## START Dataset content

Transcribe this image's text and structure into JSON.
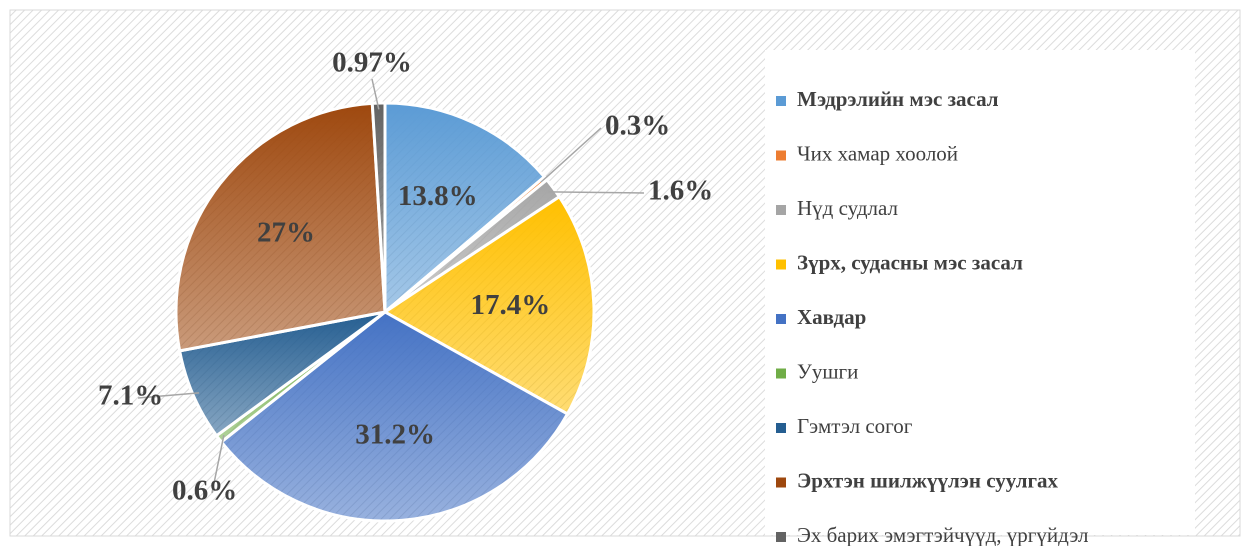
{
  "chart_data": {
    "type": "pie",
    "categories": [
      "Мэдрэлийн мэс засал",
      "Чих хамар хоолой",
      "Нүд судлал",
      "Зүрх, судасны мэс засал",
      "Хавдар",
      "Уушги",
      "Гэмтэл согог",
      "Эрхтэн шилжүүлэн суулгах",
      "Эх барих эмэгтэйчүүд, үргүйдэл"
    ],
    "values": [
      13.8,
      0.3,
      1.6,
      17.4,
      31.2,
      0.6,
      7.1,
      27,
      0.97
    ],
    "value_labels": [
      "13.8%",
      "0.3%",
      "1.6%",
      "17.4%",
      "31.2%",
      "0.6%",
      "7.1%",
      "27%",
      "0.97%"
    ],
    "colors": [
      "#5b9bd5",
      "#ed7d31",
      "#a5a5a5",
      "#ffc000",
      "#4472c4",
      "#70ad47",
      "#255e91",
      "#9e480e",
      "#636363"
    ],
    "legend_bold": [
      true,
      false,
      false,
      true,
      true,
      false,
      false,
      true,
      false
    ],
    "legend": "right"
  }
}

## END Dataset content

Figure out how many lines above include the string "засал", then report that number and nothing else.

• Written solution:
2